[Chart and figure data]
^^^^^^^^

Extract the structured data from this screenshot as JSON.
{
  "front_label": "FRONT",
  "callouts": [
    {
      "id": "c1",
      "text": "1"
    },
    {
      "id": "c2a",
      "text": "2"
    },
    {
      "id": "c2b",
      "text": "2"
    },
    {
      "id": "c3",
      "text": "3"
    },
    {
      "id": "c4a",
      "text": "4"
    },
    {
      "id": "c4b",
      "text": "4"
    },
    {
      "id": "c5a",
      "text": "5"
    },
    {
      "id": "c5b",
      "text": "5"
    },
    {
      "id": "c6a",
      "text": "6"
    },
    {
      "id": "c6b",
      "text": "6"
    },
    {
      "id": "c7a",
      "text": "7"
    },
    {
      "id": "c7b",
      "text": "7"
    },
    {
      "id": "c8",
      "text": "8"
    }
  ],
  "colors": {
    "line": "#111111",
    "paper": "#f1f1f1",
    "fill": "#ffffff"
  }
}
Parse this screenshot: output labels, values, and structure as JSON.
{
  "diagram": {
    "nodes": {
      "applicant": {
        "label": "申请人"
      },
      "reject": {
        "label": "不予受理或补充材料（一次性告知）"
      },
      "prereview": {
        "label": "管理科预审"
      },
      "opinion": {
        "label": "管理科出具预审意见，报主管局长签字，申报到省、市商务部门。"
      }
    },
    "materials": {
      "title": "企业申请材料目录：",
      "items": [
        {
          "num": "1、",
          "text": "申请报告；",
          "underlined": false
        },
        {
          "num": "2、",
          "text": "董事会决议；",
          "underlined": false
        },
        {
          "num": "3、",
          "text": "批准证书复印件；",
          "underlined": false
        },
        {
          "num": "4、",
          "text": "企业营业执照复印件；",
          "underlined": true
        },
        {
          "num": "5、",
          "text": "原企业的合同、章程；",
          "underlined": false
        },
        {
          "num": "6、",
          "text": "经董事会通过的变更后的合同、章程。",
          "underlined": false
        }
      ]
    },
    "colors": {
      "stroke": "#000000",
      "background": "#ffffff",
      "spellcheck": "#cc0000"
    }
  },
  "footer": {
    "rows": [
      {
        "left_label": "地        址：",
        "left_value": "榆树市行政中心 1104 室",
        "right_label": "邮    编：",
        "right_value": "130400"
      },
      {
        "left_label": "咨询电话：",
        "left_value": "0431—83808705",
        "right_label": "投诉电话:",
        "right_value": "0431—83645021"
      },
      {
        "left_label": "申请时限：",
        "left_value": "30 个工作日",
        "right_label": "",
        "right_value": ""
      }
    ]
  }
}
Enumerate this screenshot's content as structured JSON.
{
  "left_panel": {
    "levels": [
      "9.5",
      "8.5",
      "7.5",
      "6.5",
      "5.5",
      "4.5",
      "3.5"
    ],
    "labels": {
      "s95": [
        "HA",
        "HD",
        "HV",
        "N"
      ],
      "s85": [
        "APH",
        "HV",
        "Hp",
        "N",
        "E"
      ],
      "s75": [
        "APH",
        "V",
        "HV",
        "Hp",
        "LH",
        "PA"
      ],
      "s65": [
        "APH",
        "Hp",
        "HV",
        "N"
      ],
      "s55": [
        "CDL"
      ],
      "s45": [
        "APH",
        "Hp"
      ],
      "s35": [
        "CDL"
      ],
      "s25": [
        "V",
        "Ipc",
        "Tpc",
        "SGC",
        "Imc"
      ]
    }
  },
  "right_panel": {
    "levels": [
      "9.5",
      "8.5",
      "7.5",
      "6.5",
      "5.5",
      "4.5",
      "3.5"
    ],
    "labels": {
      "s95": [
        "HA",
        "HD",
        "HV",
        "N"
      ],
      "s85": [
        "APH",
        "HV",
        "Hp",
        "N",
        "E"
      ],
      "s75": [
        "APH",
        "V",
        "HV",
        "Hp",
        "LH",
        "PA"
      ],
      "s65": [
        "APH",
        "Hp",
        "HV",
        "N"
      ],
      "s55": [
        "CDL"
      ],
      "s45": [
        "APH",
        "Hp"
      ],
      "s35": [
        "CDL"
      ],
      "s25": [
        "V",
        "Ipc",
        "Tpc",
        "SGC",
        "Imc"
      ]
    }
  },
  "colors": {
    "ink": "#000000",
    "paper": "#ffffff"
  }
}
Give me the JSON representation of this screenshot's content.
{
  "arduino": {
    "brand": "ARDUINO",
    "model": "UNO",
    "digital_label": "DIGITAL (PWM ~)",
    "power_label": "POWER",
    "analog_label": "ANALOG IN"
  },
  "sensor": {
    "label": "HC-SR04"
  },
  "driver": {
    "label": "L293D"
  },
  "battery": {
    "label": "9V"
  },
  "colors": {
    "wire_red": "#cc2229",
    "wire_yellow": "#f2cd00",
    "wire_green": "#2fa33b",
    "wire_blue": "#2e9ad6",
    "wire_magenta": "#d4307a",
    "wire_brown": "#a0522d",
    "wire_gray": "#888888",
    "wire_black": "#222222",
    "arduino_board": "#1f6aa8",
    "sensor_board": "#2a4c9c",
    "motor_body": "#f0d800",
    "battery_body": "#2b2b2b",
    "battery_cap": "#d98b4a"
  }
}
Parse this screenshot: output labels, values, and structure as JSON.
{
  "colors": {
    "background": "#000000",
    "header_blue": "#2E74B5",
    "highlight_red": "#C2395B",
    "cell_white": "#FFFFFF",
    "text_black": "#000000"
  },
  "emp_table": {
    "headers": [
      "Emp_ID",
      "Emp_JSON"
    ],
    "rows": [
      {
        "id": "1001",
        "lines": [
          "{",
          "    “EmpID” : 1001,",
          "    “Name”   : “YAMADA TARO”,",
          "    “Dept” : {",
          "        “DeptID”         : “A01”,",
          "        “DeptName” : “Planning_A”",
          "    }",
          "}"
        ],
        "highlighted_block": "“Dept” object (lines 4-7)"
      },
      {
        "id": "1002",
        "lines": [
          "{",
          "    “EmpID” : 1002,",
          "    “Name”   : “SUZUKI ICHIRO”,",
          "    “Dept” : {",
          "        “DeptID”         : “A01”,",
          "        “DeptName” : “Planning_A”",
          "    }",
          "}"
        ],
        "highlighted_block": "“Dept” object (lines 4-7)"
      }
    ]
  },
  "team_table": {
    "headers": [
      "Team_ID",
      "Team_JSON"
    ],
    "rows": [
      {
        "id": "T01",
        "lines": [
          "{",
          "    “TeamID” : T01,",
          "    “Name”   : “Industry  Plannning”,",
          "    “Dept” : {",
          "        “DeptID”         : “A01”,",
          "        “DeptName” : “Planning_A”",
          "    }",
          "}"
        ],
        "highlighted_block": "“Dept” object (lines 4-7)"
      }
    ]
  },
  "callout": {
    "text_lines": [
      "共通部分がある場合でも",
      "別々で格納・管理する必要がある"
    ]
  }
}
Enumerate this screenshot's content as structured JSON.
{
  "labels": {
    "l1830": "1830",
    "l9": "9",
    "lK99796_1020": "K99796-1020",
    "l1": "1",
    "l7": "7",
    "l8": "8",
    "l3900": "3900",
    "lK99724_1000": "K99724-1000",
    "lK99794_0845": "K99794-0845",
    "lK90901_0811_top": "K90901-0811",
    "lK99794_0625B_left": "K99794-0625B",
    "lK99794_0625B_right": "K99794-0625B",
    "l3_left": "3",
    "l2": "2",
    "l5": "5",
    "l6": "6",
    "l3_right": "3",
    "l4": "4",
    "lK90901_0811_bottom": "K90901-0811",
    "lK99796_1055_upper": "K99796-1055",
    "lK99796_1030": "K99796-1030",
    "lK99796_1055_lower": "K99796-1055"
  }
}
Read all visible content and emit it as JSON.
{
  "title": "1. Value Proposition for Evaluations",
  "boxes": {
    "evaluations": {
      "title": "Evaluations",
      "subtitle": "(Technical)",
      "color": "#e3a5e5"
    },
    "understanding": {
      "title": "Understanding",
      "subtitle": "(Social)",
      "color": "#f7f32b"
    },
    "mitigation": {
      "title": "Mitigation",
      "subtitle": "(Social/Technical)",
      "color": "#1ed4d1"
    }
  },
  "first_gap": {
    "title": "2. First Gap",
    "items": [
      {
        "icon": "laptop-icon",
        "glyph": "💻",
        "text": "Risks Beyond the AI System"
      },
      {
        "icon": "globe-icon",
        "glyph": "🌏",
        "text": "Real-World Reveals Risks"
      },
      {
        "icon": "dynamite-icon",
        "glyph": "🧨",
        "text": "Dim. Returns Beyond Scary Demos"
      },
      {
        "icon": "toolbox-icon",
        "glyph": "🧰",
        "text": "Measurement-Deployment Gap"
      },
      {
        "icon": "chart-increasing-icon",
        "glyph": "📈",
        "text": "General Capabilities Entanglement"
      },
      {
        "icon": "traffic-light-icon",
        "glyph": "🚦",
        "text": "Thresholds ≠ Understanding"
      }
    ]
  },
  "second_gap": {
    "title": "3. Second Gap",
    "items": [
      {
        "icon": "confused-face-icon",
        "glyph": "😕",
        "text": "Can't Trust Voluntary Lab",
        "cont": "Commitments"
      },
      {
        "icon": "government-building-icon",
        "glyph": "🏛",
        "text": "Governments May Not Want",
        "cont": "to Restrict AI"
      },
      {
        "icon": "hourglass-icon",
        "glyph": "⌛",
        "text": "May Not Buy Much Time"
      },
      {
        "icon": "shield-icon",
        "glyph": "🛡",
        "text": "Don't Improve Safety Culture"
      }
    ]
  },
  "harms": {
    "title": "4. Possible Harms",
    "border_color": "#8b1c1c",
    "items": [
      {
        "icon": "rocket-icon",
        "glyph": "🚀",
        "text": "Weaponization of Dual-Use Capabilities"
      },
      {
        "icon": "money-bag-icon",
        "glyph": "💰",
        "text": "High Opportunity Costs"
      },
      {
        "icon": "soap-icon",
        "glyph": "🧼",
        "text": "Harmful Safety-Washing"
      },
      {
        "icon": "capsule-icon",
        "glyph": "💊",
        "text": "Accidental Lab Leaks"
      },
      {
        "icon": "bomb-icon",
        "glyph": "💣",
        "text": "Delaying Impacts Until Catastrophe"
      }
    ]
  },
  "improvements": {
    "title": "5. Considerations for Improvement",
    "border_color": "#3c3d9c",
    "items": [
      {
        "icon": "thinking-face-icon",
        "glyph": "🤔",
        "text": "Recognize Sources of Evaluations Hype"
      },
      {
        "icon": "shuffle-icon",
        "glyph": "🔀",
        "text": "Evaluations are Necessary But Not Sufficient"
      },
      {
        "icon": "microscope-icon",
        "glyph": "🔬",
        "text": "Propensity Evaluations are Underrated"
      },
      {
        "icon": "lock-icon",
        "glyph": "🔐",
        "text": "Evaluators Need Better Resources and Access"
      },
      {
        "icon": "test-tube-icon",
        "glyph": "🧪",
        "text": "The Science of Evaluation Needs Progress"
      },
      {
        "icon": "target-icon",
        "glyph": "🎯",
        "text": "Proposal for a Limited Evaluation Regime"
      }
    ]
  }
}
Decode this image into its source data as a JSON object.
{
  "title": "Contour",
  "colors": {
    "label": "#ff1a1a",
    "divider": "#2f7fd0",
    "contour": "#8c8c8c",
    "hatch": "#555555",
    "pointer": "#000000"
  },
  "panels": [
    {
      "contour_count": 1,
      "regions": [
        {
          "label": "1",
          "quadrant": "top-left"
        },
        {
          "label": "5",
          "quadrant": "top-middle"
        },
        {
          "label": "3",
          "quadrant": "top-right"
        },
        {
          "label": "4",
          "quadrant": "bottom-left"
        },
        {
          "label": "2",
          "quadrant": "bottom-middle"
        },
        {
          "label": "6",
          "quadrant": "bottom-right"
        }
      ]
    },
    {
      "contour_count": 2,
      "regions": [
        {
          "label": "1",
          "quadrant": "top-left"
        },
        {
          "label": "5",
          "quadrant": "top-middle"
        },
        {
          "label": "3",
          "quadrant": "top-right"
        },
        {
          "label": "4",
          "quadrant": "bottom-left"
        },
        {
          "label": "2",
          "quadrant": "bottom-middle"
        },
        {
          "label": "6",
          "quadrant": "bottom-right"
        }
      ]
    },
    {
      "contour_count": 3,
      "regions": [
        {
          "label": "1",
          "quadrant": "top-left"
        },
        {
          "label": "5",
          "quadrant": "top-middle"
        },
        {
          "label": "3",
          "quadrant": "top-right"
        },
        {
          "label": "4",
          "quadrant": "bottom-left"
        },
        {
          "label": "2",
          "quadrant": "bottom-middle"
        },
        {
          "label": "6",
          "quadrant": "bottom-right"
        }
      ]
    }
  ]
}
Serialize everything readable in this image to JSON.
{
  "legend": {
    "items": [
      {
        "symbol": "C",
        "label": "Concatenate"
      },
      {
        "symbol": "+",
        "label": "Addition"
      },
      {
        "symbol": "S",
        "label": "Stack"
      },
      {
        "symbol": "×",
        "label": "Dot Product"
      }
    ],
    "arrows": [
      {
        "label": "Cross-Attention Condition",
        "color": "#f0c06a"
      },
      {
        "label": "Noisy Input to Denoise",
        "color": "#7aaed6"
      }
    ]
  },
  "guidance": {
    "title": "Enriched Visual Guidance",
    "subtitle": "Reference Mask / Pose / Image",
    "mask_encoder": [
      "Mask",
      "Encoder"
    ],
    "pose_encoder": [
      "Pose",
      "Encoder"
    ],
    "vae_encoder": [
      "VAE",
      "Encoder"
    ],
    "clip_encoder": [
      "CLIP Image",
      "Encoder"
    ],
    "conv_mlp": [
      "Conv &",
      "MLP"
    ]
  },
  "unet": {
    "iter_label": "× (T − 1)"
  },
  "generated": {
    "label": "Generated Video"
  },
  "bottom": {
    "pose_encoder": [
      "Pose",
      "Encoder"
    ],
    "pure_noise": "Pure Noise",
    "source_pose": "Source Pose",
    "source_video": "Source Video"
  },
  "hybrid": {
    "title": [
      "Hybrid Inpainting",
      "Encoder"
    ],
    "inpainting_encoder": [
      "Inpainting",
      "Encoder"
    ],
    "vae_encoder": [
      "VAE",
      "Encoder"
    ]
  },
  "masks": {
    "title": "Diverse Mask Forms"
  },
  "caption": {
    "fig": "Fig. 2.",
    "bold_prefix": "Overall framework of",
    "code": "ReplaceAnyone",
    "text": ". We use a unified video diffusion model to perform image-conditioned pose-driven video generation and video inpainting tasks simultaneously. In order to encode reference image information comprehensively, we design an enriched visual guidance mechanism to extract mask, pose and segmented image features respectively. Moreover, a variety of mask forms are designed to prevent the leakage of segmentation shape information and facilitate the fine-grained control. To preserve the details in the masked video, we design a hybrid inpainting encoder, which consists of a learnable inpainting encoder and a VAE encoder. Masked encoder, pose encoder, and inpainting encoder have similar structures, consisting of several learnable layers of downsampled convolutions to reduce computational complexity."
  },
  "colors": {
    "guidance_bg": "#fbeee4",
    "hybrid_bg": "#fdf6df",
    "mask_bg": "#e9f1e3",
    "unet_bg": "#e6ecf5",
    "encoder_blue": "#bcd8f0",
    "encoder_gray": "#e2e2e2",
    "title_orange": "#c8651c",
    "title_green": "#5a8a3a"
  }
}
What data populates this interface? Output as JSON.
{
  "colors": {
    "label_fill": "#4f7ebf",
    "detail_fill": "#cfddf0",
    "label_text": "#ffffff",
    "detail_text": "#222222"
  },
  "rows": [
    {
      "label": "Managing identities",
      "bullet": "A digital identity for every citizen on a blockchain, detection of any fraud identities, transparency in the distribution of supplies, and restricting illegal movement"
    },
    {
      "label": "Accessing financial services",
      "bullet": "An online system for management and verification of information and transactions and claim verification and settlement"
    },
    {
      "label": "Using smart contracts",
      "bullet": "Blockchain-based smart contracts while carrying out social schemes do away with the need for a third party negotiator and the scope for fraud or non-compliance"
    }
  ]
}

^^^^^^^^

**Short exercise:**
Report the number of lines of the listing above that hold the string "Beyond", with no other text.

**Exercise response:**
2